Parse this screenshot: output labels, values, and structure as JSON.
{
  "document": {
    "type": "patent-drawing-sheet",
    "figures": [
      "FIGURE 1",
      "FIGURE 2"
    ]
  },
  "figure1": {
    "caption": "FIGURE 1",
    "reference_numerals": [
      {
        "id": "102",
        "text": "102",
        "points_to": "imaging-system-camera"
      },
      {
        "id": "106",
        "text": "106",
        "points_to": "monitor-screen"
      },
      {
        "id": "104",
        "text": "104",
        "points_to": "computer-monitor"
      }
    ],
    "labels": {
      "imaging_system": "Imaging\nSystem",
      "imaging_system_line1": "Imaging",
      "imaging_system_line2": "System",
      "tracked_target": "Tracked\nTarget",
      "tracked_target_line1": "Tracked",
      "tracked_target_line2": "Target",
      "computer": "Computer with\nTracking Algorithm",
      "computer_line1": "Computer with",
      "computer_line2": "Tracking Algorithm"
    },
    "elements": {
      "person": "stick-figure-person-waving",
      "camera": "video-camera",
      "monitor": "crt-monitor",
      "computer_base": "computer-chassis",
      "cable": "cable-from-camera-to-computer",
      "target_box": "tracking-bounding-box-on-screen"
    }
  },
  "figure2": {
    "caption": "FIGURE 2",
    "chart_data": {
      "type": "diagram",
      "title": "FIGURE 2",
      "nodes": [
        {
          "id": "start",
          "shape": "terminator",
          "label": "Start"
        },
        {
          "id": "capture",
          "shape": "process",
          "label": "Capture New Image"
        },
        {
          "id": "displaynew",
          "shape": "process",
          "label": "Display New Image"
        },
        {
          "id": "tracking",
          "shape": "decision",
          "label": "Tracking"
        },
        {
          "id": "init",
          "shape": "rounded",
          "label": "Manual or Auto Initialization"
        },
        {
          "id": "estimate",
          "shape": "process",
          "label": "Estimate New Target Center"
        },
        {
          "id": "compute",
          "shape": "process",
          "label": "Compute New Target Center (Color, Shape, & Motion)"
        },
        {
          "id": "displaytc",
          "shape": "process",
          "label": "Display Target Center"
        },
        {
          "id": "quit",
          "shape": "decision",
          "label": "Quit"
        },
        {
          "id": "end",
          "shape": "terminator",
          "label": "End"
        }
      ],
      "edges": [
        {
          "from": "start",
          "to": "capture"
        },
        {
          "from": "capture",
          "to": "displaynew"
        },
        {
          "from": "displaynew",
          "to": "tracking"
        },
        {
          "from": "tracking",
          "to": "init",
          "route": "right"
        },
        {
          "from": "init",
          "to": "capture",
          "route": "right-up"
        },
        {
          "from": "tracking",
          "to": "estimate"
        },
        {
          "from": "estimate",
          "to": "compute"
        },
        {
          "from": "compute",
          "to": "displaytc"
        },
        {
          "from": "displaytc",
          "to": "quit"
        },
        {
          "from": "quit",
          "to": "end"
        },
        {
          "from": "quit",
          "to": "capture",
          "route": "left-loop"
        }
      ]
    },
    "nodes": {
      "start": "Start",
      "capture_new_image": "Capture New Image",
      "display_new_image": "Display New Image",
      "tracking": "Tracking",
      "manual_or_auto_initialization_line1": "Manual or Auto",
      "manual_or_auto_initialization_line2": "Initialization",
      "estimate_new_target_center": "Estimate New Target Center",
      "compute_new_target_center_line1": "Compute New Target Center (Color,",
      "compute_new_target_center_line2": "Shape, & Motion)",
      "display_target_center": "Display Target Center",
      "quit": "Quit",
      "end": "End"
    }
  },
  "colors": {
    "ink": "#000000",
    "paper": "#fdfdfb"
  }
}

_ _ _ _ _

** What the task requires **
The records above need to be transcribed in full. Keep every character unchanged.

** Finished answer **
Parse this screenshot: output labels, values, and structure as JSON.
{
  "document": {
    "type": "patent-drawing-sheet",
    "figures": [
      "FIGURE 1",
      "FIGURE 2"
    ]
  },
  "figure1": {
    "caption": "FIGURE 1",
    "reference_numerals": [
      {
        "id": "102",
        "text": "102",
        "points_to": "imaging-system-camera"
      },
      {
        "id": "106",
        "text": "106",
        "points_to": "monitor-screen"
      },
      {
        "id": "104",
        "text": "104",
        "points_to": "computer-monitor"
      }
    ],
    "labels": {
      "imaging_system": "Imaging\nSystem",
      "imaging_system_line1": "Imaging",
      "imaging_system_line2": "System",
      "tracked_target": "Tracked\nTarget",
      "tracked_target_line1": "Tracked",
      "tracked_target_line2": "Target",
      "computer": "Computer with\nTracking Algorithm",
      "computer_line1": "Computer with",
      "computer_line2": "Tracking Algorithm"
    },
    "elements": {
      "person": "stick-figure-person-waving",
      "camera": "video-camera",
      "monitor": "crt-monitor",
      "computer_base": "computer-chassis",
      "cable": "cable-from-camera-to-computer",
      "target_box": "tracking-bounding-box-on-screen"
    }
  },
  "figure2": {
    "caption": "FIGURE 2",
    "chart_data": {
      "type": "diagram",
      "title": "FIGURE 2",
      "nodes": [
        {
          "id": "start",
          "shape": "terminator",
          "label": "Start"
        },
        {
          "id": "capture",
          "shape": "process",
          "label": "Capture New Image"
        },
        {
          "id": "displaynew",
          "shape": "process",
          "label": "Display New Image"
        },
        {
          "id": "tracking",
          "shape": "decision",
          "label": "Tracking"
        },
        {
          "id": "init",
          "shape": "rounded",
          "label": "Manual or Auto Initialization"
        },
        {
          "id": "estimate",
          "shape": "process",
          "label": "Estimate New Target Center"
        },
        {
          "id": "compute",
          "shape": "process",
          "label": "Compute New Target Center (Color, Shape, & Motion)"
        },
        {
          "id": "displaytc",
          "shape": "process",
          "label": "Display Target Center"
        },
        {
          "id": "quit",
          "shape": "decision",
          "label": "Quit"
        },
        {
          "id": "end",
          "shape": "terminator",
          "label": "End"
        }
      ],
      "edges": [
        {
          "from": "start",
          "to": "capture"
        },
        {
          "from": "capture",
          "to": "displaynew"
        },
        {
          "from": "displaynew",
          "to": "tracking"
        },
        {
          "from": "tracking",
          "to": "init",
          "route": "right"
        },
        {
          "from": "init",
          "to": "capture",
          "route": "right-up"
        },
        {
          "from": "tracking",
          "to": "estimate"
        },
        {
          "from": "estimate",
          "to": "compute"
        },
        {
          "from": "compute",
          "to": "displaytc"
        },
        {
          "from": "displaytc",
          "to": "quit"
        },
        {
          "from": "quit",
          "to": "end"
        },
        {
          "from": "quit",
          "to": "capture",
          "route": "left-loop"
        }
      ]
    },
    "nodes": {
      "start": "Start",
      "capture_new_image": "Capture New Image",
      "display_new_image": "Display New Image",
      "tracking": "Tracking",
      "manual_or_auto_initialization_line1": "Manual or Auto",
      "manual_or_auto_initialization_line2": "Initialization",
      "estimate_new_target_center": "Estimate New Target Center",
      "compute_new_target_center_line1": "Compute New Target Center (Color,",
      "compute_new_target_center_line2": "Shape, & Motion)",
      "display_target_center": "Display Target Center",
      "quit": "Quit",
      "end": "End"
    }
  },
  "colors": {
    "ink": "#000000",
    "paper": "#fdfdfb"
  }
}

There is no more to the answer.